_What you should do_
Track down the lines that contain "والسياسية" and copy them.

(Extracted records)
— Begin —
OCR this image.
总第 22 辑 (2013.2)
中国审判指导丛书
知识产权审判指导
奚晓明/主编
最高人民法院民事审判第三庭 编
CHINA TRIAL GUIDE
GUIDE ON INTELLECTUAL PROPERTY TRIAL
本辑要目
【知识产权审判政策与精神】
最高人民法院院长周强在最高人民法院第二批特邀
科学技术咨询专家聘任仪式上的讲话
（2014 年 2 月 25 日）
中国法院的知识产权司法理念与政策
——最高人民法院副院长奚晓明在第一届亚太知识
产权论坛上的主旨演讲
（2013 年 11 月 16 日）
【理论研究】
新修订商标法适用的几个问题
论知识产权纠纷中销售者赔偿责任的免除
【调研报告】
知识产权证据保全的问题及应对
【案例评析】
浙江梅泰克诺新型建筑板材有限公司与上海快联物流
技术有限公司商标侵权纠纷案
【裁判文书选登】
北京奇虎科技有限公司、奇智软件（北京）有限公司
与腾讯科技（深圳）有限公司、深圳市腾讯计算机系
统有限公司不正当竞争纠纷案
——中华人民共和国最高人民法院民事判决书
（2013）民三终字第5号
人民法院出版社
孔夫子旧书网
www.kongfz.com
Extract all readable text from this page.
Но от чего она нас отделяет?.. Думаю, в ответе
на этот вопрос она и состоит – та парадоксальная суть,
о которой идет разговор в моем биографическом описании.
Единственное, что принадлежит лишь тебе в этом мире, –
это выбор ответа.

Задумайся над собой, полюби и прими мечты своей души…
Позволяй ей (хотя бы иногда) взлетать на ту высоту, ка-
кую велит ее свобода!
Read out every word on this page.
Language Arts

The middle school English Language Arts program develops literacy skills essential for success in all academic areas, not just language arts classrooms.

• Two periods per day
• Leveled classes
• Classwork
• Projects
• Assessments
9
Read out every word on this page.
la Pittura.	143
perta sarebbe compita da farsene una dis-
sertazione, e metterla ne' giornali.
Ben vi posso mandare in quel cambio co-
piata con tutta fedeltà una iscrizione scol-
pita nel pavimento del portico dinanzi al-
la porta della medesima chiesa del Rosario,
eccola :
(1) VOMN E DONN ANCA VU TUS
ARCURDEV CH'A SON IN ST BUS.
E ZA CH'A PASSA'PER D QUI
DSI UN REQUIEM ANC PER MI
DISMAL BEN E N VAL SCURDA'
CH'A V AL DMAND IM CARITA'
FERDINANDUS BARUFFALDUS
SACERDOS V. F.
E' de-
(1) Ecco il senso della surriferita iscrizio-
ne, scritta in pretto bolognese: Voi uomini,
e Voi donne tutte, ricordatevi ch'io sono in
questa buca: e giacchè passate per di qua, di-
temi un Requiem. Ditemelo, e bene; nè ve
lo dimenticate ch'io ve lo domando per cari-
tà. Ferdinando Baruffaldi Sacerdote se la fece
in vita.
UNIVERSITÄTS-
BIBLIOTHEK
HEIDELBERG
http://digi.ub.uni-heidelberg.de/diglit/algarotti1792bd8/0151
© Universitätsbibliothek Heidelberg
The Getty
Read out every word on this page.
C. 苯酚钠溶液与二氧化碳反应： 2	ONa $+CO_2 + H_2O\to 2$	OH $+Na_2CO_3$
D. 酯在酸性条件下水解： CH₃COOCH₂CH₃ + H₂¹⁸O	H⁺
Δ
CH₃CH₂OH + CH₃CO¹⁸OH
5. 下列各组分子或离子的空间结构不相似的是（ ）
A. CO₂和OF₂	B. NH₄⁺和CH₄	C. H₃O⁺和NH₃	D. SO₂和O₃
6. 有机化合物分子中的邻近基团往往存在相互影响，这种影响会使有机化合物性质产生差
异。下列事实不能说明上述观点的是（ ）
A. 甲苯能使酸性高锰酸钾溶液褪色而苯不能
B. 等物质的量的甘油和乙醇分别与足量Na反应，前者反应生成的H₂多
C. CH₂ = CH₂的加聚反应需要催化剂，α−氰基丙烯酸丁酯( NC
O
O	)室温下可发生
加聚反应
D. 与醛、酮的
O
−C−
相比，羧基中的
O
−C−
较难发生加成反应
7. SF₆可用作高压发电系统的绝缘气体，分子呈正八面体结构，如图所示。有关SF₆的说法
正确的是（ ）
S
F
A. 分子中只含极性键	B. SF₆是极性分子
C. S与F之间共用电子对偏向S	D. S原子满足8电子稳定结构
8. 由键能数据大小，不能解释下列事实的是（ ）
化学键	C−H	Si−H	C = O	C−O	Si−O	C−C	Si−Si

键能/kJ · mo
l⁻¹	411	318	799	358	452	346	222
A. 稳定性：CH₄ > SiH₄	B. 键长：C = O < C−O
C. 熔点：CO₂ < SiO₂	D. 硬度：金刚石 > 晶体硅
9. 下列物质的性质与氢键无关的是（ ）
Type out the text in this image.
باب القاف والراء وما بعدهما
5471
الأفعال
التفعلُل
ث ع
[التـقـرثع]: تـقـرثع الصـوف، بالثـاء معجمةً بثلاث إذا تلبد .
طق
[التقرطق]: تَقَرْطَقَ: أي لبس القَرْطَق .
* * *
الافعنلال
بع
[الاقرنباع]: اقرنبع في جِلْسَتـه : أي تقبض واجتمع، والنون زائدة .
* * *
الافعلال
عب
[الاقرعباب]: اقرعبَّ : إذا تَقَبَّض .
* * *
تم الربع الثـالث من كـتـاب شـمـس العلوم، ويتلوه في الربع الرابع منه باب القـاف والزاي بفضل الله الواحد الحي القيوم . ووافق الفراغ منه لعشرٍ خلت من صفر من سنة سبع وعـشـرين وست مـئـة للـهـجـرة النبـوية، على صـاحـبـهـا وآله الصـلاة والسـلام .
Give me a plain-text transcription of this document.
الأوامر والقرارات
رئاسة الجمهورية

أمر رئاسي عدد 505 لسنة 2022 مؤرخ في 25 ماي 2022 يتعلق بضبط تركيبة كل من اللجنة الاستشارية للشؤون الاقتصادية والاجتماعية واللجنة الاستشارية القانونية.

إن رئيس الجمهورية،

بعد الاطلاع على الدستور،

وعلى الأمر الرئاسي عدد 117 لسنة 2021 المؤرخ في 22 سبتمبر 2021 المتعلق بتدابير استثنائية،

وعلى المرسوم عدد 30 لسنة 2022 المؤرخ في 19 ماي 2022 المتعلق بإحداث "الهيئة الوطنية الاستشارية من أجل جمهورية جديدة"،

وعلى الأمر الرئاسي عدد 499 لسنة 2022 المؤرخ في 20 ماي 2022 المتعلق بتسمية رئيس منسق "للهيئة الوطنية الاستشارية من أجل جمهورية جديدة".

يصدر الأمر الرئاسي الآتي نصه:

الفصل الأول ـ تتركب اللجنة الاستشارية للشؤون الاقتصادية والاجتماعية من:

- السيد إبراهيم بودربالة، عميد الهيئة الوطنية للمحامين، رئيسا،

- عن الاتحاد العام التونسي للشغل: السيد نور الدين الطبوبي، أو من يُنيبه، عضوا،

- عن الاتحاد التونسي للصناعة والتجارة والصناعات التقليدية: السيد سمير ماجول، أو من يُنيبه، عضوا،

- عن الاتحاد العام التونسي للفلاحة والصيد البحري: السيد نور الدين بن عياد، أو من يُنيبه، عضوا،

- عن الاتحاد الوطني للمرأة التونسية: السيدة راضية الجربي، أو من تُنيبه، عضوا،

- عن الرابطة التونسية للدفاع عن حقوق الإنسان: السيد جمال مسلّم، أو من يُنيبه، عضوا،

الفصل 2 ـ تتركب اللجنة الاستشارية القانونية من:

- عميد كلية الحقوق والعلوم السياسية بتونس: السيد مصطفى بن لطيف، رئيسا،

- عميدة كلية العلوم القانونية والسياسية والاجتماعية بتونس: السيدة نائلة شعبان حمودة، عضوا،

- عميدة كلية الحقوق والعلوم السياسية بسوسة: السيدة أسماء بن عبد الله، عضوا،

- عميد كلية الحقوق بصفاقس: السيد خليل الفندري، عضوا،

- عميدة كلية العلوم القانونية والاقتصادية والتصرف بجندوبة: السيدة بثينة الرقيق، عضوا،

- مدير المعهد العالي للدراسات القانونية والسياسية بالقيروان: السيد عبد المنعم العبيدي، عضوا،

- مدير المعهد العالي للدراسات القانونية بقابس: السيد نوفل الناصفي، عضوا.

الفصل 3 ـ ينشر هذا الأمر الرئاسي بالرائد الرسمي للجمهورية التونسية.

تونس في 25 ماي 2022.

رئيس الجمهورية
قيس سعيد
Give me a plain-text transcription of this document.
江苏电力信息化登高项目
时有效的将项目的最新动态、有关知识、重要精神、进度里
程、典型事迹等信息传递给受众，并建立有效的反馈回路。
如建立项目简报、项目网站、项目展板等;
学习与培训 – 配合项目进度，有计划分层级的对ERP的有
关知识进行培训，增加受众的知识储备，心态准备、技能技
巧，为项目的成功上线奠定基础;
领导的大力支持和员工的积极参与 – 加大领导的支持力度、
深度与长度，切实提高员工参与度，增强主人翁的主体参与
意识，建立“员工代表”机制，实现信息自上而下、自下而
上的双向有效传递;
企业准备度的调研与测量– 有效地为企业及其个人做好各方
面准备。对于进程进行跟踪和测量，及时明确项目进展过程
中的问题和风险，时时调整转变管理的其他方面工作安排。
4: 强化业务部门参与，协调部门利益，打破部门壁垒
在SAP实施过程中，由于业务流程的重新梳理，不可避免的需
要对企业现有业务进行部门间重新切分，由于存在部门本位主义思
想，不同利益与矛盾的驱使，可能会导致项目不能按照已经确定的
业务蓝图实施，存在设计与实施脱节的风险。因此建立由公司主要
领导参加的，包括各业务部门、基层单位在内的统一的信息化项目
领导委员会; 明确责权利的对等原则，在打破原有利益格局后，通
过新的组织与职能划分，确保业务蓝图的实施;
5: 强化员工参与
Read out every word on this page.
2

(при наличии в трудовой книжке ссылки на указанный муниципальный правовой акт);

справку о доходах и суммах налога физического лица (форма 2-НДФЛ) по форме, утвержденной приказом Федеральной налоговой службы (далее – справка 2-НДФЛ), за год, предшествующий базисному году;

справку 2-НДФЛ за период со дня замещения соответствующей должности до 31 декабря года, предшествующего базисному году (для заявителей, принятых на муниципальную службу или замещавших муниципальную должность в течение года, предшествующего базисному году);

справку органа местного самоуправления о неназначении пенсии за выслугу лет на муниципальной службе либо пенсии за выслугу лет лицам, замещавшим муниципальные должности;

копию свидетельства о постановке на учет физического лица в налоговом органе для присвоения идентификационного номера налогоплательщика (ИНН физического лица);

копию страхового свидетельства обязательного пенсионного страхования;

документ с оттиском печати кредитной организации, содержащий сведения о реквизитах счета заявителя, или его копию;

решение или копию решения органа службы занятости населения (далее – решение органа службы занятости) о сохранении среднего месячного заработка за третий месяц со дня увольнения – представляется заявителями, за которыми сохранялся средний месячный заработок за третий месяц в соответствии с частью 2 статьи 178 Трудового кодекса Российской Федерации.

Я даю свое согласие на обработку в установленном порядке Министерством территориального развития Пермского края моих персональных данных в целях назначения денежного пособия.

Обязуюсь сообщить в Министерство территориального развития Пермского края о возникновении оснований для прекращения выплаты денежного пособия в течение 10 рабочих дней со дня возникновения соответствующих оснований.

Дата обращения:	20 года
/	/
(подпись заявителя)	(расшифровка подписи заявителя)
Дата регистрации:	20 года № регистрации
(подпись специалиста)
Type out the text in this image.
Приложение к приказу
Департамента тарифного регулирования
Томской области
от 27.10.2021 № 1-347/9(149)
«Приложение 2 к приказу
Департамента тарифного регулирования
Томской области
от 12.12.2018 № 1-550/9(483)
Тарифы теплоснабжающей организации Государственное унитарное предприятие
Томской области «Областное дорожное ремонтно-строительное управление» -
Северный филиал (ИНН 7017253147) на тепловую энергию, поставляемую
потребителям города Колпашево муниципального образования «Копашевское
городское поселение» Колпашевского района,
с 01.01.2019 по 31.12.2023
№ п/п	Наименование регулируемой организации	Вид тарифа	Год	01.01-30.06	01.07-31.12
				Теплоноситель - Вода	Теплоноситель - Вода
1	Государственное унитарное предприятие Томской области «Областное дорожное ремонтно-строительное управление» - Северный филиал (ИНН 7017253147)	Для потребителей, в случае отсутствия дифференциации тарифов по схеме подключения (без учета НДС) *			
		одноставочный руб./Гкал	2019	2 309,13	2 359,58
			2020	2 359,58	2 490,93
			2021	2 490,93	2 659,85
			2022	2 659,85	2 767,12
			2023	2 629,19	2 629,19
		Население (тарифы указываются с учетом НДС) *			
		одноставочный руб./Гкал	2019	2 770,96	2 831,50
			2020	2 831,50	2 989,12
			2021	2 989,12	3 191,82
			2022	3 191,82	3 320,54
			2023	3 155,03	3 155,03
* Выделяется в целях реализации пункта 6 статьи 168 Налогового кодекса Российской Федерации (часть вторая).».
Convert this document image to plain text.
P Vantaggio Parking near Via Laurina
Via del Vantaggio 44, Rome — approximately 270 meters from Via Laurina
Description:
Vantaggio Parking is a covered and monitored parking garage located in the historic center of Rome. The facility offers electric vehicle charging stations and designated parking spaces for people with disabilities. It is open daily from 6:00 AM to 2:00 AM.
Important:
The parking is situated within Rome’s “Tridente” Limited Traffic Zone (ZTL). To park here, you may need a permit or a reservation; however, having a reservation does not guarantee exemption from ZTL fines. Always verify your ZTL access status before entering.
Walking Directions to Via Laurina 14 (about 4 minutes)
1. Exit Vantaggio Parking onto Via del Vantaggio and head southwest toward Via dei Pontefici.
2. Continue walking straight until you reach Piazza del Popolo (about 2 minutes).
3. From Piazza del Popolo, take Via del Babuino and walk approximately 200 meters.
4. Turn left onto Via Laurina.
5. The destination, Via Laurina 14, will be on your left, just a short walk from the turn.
— End —
_Written response_
- عميدة كلية العلوم القانونية والسياسية والاجتماعية بتونس: السيدة نائلة شعبان حمودة، عضوا،
- مدير المعهد العالي للدراسات القانونية والسياسية بالقيروان: السيد عبد المنعم العبيدي، عضوا،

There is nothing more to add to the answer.